-- BEGIN Data entries --

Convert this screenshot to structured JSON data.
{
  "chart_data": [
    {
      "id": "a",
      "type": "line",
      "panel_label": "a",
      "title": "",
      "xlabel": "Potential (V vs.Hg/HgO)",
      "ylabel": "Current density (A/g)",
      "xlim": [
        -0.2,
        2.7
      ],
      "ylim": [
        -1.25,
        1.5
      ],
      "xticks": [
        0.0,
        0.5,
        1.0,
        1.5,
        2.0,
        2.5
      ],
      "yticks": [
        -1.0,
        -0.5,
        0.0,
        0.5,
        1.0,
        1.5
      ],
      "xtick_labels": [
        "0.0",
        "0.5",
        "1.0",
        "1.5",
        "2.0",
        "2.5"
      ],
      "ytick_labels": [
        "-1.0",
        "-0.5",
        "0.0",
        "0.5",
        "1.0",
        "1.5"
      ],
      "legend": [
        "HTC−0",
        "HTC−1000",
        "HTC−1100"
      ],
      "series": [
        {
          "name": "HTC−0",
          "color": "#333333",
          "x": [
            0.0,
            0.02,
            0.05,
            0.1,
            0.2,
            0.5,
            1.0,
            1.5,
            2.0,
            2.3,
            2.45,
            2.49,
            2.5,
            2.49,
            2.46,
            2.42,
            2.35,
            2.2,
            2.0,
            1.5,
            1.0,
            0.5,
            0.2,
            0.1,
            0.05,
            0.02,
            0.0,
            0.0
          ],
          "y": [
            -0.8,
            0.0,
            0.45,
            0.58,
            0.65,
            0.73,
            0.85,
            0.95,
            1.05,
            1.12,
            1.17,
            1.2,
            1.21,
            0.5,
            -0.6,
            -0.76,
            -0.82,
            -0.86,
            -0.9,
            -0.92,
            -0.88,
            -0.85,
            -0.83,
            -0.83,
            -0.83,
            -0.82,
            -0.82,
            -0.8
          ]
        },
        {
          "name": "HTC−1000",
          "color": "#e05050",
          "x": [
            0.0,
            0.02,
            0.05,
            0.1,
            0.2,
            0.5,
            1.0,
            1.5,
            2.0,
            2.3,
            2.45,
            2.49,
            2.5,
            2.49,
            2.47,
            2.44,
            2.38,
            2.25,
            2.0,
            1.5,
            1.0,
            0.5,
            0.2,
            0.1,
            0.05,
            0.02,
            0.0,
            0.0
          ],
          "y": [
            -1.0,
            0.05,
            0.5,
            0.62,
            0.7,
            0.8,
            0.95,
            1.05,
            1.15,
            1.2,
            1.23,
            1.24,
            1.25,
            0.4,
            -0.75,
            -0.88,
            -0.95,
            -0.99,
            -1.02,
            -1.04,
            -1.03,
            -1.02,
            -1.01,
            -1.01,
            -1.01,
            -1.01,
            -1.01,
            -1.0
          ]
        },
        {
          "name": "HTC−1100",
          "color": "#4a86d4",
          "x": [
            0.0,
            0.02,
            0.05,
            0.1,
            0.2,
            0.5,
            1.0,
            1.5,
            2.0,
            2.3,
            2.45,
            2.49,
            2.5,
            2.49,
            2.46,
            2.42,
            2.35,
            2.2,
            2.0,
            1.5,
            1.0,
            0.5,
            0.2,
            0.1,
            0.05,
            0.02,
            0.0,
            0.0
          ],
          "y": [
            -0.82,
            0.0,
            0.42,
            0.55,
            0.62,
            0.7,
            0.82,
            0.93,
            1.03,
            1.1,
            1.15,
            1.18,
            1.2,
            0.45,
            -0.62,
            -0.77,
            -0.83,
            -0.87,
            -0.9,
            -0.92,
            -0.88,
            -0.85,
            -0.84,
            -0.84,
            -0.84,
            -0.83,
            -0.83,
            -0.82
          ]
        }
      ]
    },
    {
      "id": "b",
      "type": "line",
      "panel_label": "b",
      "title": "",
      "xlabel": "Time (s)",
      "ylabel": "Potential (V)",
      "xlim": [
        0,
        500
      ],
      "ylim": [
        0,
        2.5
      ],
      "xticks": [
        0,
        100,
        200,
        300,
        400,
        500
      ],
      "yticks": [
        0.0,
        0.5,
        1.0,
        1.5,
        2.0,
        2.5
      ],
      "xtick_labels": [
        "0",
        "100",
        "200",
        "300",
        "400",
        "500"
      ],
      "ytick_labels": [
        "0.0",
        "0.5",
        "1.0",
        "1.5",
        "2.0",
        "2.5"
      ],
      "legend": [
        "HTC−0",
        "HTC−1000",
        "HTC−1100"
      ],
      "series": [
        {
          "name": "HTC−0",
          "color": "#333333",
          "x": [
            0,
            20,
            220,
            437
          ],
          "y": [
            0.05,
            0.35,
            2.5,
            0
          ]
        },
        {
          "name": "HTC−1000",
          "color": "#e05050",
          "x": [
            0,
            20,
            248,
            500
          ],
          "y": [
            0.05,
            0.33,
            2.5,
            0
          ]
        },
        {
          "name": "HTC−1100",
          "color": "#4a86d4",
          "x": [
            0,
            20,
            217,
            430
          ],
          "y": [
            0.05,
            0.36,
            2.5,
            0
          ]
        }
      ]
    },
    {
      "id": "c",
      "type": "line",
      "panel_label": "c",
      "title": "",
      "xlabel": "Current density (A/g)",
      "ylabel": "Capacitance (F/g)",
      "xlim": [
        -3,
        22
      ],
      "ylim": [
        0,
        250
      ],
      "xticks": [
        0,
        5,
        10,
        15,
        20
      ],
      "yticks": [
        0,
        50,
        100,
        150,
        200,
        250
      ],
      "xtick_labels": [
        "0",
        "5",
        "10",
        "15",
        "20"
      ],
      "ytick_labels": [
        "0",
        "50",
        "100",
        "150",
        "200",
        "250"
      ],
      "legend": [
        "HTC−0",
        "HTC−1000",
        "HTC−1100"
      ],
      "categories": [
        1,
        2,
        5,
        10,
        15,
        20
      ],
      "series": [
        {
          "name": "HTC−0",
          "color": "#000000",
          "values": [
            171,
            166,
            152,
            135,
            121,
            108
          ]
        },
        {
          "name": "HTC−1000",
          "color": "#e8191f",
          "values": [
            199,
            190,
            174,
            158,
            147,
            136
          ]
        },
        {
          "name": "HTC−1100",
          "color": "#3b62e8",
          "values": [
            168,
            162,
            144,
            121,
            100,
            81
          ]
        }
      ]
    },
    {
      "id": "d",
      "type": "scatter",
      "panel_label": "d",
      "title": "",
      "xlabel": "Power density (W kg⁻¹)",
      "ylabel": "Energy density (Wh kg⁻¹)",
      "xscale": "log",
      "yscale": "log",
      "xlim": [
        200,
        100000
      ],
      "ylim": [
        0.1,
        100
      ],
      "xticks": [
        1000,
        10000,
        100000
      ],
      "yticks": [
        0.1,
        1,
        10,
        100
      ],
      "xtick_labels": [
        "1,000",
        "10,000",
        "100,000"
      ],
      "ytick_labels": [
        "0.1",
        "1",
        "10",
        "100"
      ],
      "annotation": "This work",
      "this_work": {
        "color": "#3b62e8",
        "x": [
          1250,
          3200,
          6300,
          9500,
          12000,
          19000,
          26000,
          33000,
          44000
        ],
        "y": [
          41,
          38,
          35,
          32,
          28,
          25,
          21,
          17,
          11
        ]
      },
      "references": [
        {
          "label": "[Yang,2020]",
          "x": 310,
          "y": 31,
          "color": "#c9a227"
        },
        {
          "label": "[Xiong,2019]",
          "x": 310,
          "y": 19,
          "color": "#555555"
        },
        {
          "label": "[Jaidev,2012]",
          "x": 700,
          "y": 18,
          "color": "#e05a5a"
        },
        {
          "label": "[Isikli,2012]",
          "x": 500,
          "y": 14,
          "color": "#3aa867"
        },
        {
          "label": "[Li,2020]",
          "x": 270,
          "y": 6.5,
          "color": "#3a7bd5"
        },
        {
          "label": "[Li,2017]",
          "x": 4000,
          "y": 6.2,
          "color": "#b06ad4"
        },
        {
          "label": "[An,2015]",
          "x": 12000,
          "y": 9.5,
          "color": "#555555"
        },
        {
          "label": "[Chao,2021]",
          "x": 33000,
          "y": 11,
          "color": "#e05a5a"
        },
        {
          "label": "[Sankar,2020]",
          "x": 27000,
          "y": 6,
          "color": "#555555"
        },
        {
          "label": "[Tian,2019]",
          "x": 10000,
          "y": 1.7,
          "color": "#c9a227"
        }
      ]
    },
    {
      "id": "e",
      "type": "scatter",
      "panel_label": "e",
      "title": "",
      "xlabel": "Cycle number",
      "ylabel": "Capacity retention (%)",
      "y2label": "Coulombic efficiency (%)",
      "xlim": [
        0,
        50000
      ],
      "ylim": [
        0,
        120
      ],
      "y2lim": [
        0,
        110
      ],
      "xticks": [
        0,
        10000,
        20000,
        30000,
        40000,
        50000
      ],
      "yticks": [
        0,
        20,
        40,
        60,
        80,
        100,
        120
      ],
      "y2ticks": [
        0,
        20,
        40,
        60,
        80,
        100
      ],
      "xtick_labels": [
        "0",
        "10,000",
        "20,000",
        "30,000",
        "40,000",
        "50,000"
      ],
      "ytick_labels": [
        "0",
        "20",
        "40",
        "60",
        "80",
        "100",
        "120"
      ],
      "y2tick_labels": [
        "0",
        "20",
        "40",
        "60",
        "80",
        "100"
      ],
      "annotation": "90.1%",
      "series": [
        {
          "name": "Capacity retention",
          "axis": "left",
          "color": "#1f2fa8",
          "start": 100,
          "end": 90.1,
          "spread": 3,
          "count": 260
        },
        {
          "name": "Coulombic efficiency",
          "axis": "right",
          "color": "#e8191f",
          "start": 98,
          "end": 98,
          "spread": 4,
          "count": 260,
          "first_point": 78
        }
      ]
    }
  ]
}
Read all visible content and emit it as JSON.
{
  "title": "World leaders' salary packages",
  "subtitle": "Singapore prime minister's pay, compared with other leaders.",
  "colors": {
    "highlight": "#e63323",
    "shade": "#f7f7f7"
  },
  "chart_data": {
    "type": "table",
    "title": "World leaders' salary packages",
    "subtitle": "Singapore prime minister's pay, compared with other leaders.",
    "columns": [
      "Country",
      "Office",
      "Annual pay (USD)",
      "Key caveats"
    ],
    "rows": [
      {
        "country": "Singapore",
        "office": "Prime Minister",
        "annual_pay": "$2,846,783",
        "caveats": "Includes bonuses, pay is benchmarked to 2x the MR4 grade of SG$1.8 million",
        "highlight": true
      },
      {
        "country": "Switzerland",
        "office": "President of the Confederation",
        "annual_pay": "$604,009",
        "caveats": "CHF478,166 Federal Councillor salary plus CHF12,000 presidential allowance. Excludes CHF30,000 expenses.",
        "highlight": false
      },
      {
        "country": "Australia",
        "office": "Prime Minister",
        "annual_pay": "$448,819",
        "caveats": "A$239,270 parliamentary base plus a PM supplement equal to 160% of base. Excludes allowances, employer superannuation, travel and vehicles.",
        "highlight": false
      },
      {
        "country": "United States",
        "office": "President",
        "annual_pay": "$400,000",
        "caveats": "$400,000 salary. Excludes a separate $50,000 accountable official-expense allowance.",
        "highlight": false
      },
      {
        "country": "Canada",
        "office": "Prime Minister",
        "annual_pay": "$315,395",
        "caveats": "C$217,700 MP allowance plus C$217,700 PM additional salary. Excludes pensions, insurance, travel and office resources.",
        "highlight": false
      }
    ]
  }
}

-- END Data entries --

Only lines holding the string "World" are wanted; gather each one from the entries above.

  "title": "World leaders' salary packages",
    "title": "World leaders' salary packages",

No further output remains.